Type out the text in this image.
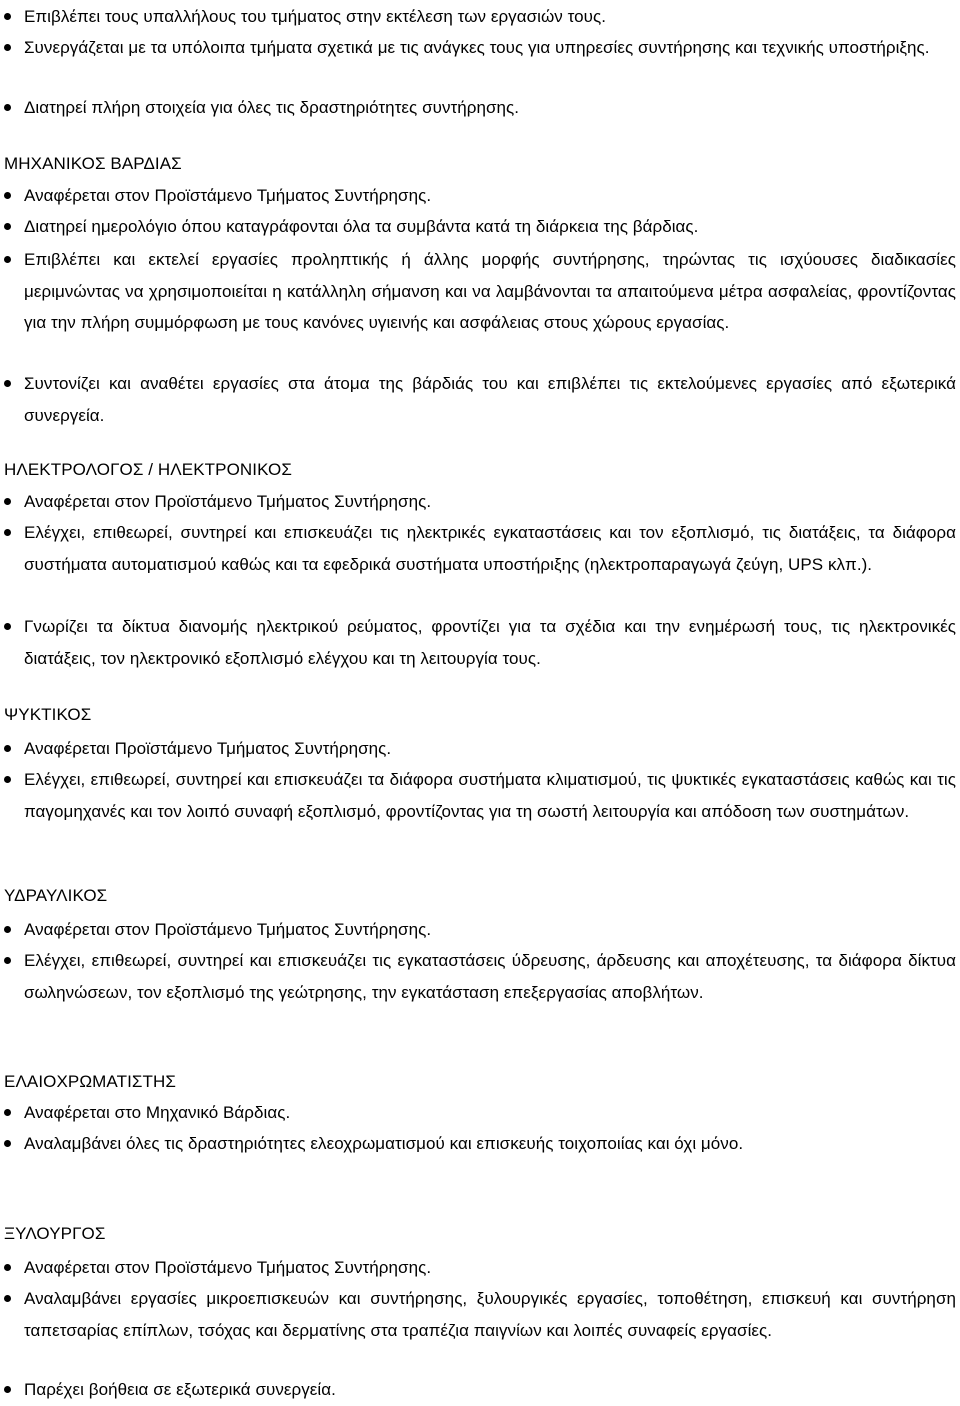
Επιβλέπει τους υπαλλήλους του τμήματος στην εκτέλεση των εργασιών τους.
Συνεργάζεται με τα υπόλοιπα τμήματα σχετικά με τις ανάγκες τους για υπηρεσίες συντήρησης και τεχνικής υποστήριξης.
Διατηρεί πλήρη στοιχεία για όλες τις δραστηριότητες συντήρησης.
ΜΗΧΑΝΙΚΟΣ ΒΑΡΔΙΑΣ
Αναφέρεται στον Προϊστάμενο Τμήματος Συντήρησης.
Διατηρεί ημερολόγιο όπου καταγράφονται όλα τα συμβάντα κατά τη διάρκεια της βάρδιας.
Επιβλέπει και εκτελεί εργασίες προληπτικής ή άλλης μορφής συντήρησης, τηρώντας τις ισχύουσες διαδικασίες μεριμνώντας να χρησιμοποιείται η κατάλληλη σήμανση και να λαμβάνονται τα απαιτούμενα μέτρα ασφαλείας, φροντίζοντας για την πλήρη συμμόρφωση με τους κανόνες υγιεινής και ασφάλειας στους χώρους εργασίας.
Συντονίζει και αναθέτει εργασίες στα άτομα της βάρδιάς του και επιβλέπει τις εκτελούμενες εργασίες από εξωτερικά συνεργεία.
ΗΛΕΚΤΡΟΛΟΓΟΣ / ΗΛΕΚΤΡΟΝΙΚΟΣ
Αναφέρεται στον Προϊστάμενο Τμήματος Συντήρησης.
Ελέγχει, επιθεωρεί, συντηρεί και επισκευάζει τις ηλεκτρικές εγκαταστάσεις και τον εξοπλισμό, τις διατάξεις, τα διάφορα συστήματα αυτοματισμού καθώς και τα εφεδρικά συστήματα υποστήριξης (ηλεκτροπαραγωγά ζεύγη, UPS κλπ.).
Γνωρίζει τα δίκτυα διανομής ηλεκτρικού ρεύματος, φροντίζει για τα σχέδια και την ενημέρωσή τους, τις ηλεκτρονικές διατάξεις, τον ηλεκτρονικό εξοπλισμό ελέγχου και τη λειτουργία τους.
ΨΥΚΤΙΚΟΣ
Αναφέρεται Προϊστάμενο Τμήματος Συντήρησης.
Ελέγχει, επιθεωρεί, συντηρεί και επισκευάζει τα διάφορα συστήματα κλιματισμού, τις ψυκτικές εγκαταστάσεις καθώς και τις παγομηχανές και τον λοιπό συναφή εξοπλισμό, φροντίζοντας για τη σωστή λειτουργία και απόδοση των συστημάτων.
ΥΔΡΑΥΛΙΚΟΣ
Αναφέρεται στον Προϊστάμενο Τμήματος Συντήρησης.
Ελέγχει, επιθεωρεί, συντηρεί και επισκευάζει τις εγκαταστάσεις ύδρευσης, άρδευσης και αποχέτευσης, τα διάφορα δίκτυα σωληνώσεων, τον εξοπλισμό της γεώτρησης, την εγκατάσταση επεξεργασίας αποβλήτων.
ΕΛΑΙΟΧΡΩΜΑΤΙΣΤΗΣ
Αναφέρεται στο Μηχανικό Βάρδιας.
Αναλαμβάνει όλες τις δραστηριότητες ελεοχρωματισμού και επισκευής τοιχοποιίας και όχι μόνο.
ΞΥΛΟΥΡΓΟΣ
Αναφέρεται στον Προϊστάμενο Τμήματος Συντήρησης.
Αναλαμβάνει εργασίες μικροεπισκευών και συντήρησης, ξυλουργικές εργασίες, τοποθέτηση, επισκευή και συντήρηση ταπετσαρίας επίπλων, τσόχας και δερματίνης στα τραπέζια παιγνίων και λοιπές συναφείς εργασίες.
Παρέχει βοήθεια σε εξωτερικά συνεργεία.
════════════════
:: What is asked ::
Take every line above carrying "εγκαταστάσεις" and return it.

:: Problem solution ::
Ελέγχει, επιθεωρεί, συντηρεί και επισκευάζει τις ηλεκτρικές εγκαταστάσεις και τον εξοπλισμό, τις διατάξεις, τα διάφορα συστήματα αυτοματισμού καθώς και τα εφεδρικά συστήματα υποστήριξης (ηλεκτροπαραγωγά ζεύγη, UPS κλπ.).
Ελέγχει, επιθεωρεί, συντηρεί και επισκευάζει τα διάφορα συστήματα κλιματισμού, τις ψυκτικές εγκαταστάσεις καθώς και τις παγομηχανές και τον λοιπό συναφή εξοπλισμό, φροντίζοντας για τη σωστή λειτουργία και απόδοση των συστημάτων.
Ελέγχει, επιθεωρεί, συντηρεί και επισκευάζει τις εγκαταστάσεις ύδρευσης, άρδευσης και αποχέτευσης, τα διάφορα δίκτυα σωληνώσεων, τον εξοπλισμό της γεώτρησης, την εγκατάσταση επεξεργασίας αποβλήτων.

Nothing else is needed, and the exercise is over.